> [JOB] Pick out every line holding the string "hanben" and copy it.

[START]

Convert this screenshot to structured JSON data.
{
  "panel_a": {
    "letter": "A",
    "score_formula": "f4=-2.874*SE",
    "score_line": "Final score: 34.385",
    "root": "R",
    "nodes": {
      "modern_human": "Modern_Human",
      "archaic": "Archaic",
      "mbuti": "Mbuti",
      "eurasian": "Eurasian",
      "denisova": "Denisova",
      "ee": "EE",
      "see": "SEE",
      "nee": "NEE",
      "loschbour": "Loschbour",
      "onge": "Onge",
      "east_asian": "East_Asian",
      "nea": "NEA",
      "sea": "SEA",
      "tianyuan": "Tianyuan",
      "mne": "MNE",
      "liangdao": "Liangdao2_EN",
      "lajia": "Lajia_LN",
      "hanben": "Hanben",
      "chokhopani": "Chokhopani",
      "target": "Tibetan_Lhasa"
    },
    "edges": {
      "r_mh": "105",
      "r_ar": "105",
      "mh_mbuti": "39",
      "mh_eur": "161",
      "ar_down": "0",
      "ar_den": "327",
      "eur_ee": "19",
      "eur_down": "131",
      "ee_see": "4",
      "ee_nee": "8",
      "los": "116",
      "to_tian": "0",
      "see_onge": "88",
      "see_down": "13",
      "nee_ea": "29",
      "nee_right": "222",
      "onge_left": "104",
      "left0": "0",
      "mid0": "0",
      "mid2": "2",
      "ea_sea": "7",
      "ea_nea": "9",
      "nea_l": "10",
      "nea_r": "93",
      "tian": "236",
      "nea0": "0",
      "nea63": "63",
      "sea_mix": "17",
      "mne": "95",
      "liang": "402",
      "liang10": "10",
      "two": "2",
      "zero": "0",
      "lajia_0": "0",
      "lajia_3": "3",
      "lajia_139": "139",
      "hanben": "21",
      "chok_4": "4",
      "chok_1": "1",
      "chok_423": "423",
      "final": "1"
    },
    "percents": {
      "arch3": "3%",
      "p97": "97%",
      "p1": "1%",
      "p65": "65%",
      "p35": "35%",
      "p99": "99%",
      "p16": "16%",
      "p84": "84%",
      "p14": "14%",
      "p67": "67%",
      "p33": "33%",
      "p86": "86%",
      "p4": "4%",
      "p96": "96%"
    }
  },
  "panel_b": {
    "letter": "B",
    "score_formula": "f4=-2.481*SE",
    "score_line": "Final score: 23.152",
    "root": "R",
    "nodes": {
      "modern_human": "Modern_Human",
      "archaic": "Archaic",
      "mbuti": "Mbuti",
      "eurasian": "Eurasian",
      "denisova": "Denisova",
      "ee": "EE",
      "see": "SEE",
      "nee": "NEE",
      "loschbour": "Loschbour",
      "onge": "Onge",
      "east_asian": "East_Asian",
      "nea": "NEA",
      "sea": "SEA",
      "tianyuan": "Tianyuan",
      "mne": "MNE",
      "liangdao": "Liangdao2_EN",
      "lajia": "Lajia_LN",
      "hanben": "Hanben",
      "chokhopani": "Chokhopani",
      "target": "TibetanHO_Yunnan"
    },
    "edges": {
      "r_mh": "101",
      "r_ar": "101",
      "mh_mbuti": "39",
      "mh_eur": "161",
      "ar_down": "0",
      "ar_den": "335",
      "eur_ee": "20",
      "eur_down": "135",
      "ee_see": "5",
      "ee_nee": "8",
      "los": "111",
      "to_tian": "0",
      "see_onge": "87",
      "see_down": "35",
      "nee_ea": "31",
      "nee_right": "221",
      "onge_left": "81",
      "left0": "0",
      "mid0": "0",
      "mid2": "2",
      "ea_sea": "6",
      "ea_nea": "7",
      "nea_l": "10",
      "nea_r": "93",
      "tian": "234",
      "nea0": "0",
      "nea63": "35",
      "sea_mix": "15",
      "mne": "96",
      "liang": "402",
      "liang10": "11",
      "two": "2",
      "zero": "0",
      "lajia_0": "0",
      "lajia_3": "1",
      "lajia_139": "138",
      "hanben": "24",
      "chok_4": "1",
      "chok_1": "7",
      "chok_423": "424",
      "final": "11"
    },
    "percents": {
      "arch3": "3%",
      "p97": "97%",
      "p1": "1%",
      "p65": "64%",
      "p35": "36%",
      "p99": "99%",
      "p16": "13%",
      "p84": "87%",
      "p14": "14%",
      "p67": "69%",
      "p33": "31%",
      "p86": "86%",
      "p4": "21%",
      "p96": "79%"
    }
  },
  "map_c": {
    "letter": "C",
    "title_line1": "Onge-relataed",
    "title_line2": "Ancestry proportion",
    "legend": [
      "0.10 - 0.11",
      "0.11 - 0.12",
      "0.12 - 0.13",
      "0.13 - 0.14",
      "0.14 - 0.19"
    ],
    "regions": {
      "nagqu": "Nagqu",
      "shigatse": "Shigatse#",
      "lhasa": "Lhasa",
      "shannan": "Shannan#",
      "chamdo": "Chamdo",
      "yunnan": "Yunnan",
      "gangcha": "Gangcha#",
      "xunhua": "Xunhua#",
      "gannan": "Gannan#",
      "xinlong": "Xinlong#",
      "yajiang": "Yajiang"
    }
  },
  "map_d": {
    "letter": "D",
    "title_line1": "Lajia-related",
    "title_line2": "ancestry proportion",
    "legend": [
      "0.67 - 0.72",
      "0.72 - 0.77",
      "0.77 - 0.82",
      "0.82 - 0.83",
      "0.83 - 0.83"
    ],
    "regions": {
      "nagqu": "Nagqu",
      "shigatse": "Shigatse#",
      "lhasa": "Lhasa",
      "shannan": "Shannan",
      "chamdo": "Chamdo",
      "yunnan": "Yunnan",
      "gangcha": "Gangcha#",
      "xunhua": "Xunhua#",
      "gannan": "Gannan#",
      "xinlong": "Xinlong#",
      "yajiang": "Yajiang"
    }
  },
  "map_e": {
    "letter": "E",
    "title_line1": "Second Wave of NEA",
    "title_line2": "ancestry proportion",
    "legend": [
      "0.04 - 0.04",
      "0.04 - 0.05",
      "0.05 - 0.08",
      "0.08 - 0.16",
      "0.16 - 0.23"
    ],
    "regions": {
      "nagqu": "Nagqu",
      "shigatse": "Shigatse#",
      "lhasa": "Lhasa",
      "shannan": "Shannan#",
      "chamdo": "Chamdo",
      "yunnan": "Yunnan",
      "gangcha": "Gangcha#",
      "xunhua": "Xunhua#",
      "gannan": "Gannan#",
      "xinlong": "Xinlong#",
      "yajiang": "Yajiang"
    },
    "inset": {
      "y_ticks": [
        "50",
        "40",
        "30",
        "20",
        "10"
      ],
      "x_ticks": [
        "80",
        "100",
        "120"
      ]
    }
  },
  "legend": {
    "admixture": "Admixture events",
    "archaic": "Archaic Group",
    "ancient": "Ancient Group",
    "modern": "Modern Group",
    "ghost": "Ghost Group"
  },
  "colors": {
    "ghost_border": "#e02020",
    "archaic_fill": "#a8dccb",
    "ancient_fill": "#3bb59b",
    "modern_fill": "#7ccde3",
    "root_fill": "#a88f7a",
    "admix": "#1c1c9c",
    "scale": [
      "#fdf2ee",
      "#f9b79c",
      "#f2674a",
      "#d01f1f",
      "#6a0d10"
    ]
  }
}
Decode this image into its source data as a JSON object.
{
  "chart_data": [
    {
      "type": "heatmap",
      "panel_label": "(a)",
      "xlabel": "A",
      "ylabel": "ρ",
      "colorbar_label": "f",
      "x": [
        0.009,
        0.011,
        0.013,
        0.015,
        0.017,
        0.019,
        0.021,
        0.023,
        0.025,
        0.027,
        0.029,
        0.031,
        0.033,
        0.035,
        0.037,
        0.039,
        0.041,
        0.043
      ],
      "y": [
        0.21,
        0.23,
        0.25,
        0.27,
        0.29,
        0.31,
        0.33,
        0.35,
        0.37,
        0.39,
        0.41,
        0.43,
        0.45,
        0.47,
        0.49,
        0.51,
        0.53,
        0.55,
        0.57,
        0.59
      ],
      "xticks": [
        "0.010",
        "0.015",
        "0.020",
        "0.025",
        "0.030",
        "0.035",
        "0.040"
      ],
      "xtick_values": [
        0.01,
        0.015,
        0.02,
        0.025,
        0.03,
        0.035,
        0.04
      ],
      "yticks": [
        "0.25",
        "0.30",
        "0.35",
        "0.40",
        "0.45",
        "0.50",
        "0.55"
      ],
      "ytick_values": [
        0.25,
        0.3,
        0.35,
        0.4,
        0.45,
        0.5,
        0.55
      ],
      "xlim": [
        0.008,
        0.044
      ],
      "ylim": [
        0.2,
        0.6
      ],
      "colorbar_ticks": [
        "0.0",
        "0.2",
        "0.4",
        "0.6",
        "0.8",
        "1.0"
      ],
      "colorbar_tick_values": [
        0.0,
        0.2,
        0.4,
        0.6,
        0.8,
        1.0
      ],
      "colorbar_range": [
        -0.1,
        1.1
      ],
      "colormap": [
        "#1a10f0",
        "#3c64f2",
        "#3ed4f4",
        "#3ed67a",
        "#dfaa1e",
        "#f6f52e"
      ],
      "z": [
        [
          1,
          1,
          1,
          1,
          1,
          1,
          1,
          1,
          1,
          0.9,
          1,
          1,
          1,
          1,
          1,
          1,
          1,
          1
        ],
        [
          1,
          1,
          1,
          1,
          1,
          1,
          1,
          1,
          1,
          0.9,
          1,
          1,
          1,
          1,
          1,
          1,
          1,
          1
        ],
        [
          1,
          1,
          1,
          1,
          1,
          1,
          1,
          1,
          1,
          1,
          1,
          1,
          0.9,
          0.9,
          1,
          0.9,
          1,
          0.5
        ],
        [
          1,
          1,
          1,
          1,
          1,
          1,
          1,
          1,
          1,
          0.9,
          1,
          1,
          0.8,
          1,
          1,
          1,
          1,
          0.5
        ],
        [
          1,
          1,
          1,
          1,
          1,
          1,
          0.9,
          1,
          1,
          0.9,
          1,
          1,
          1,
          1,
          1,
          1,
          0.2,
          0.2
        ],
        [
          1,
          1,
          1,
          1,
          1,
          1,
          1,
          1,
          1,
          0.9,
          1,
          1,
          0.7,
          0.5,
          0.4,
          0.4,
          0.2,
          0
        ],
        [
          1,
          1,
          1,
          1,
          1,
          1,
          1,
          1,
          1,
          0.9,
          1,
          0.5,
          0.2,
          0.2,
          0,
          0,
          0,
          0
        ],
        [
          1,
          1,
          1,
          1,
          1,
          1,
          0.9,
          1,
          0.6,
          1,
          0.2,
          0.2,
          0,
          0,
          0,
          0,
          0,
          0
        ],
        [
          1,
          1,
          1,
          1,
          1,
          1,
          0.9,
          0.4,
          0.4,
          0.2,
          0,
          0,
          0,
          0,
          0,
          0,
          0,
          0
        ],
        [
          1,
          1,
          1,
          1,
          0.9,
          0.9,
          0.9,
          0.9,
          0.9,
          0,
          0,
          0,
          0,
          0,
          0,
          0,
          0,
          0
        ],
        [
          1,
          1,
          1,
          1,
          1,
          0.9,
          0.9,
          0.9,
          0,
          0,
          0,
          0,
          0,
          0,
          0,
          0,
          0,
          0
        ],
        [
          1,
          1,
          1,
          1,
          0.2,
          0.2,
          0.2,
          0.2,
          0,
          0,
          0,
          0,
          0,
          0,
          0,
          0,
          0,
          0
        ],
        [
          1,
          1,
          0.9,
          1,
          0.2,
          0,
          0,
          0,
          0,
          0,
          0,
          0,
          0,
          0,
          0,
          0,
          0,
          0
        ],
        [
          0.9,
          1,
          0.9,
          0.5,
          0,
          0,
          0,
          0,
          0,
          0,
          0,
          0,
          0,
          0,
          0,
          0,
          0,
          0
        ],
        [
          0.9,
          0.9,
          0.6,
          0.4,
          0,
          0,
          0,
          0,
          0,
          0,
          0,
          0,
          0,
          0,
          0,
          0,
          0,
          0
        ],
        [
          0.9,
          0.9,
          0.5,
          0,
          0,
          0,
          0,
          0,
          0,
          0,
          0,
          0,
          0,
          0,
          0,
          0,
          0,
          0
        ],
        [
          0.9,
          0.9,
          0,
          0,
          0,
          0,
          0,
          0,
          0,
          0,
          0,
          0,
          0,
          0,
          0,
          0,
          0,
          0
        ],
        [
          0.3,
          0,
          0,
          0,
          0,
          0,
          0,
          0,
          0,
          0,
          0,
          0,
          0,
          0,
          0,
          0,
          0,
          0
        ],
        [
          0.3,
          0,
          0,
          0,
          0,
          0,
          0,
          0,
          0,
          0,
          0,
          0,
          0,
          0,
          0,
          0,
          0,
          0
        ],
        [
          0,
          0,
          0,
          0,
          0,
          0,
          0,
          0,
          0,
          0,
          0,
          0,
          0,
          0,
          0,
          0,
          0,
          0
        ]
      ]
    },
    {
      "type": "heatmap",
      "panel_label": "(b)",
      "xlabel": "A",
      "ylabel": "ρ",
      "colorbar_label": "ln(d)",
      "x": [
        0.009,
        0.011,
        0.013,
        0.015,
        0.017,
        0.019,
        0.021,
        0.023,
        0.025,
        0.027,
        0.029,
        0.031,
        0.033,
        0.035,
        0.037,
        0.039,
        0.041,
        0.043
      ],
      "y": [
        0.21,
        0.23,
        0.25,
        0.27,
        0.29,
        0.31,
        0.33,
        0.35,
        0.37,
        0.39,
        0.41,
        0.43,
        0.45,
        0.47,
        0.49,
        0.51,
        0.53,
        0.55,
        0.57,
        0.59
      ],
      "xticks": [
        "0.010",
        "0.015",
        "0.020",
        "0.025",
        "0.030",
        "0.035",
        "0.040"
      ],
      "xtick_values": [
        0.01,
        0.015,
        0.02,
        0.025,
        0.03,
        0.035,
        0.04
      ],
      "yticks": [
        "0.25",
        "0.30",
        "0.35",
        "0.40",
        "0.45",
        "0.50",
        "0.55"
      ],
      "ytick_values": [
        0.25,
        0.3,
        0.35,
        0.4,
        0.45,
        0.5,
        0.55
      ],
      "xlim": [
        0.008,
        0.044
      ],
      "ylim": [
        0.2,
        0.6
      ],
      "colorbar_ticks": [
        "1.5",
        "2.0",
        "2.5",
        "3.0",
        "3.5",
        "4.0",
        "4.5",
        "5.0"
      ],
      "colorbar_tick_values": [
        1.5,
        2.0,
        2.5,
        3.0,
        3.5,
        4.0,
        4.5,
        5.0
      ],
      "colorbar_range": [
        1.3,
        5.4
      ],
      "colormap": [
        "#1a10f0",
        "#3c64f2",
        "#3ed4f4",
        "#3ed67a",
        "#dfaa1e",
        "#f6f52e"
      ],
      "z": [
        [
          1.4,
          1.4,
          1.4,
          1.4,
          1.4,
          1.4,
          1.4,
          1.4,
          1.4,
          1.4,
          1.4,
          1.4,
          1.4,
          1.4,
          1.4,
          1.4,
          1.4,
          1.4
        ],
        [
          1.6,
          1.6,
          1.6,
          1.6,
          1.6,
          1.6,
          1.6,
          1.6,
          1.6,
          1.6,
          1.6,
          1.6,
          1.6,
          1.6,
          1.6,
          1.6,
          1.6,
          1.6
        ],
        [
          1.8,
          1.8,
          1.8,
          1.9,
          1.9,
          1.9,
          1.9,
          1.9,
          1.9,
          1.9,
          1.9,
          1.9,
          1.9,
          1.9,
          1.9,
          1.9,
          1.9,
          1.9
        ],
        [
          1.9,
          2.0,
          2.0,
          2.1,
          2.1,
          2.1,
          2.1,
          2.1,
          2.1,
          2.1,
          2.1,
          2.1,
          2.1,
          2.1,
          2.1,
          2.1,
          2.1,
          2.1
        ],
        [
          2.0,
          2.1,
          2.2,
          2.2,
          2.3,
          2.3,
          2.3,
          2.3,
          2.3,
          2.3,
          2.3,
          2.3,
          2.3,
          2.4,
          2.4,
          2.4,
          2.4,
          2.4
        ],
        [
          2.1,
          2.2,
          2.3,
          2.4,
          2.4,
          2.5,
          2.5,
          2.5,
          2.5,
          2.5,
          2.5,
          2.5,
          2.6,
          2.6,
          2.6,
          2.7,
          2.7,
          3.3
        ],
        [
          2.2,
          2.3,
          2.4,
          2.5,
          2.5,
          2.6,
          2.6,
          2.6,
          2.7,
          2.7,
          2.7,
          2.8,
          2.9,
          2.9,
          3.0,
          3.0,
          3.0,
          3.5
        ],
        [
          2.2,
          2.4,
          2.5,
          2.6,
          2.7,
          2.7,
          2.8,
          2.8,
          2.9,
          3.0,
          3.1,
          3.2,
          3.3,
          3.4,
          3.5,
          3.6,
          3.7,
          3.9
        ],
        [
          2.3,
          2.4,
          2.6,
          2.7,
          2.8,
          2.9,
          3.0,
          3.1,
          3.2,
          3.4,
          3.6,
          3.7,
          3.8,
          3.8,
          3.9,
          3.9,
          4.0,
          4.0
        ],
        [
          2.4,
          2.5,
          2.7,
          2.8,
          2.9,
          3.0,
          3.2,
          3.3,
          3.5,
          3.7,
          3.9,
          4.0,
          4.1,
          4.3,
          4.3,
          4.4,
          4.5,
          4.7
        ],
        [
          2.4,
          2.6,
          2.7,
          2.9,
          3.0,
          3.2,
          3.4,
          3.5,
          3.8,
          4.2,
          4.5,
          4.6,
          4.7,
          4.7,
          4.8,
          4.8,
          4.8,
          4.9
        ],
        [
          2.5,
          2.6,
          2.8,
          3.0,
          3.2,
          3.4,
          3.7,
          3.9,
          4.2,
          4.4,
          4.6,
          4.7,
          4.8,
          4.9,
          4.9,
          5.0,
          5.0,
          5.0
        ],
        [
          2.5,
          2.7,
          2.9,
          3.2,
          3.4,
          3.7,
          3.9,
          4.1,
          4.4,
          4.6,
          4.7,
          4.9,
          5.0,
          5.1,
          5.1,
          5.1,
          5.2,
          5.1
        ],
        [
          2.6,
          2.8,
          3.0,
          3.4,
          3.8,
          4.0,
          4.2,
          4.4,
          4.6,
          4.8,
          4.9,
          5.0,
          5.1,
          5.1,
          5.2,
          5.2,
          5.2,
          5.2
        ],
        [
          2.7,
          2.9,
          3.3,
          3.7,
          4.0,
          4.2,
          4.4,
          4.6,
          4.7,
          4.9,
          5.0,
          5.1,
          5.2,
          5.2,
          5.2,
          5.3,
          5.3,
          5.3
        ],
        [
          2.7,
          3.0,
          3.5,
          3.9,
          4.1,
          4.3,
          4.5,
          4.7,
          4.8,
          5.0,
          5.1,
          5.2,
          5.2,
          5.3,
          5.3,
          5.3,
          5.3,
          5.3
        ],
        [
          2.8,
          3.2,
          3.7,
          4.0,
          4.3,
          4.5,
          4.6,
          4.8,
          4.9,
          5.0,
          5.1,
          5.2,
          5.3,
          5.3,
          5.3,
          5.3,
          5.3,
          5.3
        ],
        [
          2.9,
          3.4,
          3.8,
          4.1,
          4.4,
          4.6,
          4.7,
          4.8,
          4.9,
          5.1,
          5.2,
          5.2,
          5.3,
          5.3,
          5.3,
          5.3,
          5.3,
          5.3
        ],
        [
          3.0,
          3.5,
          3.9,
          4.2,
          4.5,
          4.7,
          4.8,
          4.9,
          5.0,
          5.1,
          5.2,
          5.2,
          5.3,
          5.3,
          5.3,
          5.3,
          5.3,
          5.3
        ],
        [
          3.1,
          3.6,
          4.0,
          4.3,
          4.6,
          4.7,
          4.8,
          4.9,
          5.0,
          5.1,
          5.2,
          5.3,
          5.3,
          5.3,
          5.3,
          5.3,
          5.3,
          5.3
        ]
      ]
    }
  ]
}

[END]

> [RESULT]
      "hanben": "Hanben",
      "hanben": "21",
      "hanben": "Hanben",
      "hanben": "24",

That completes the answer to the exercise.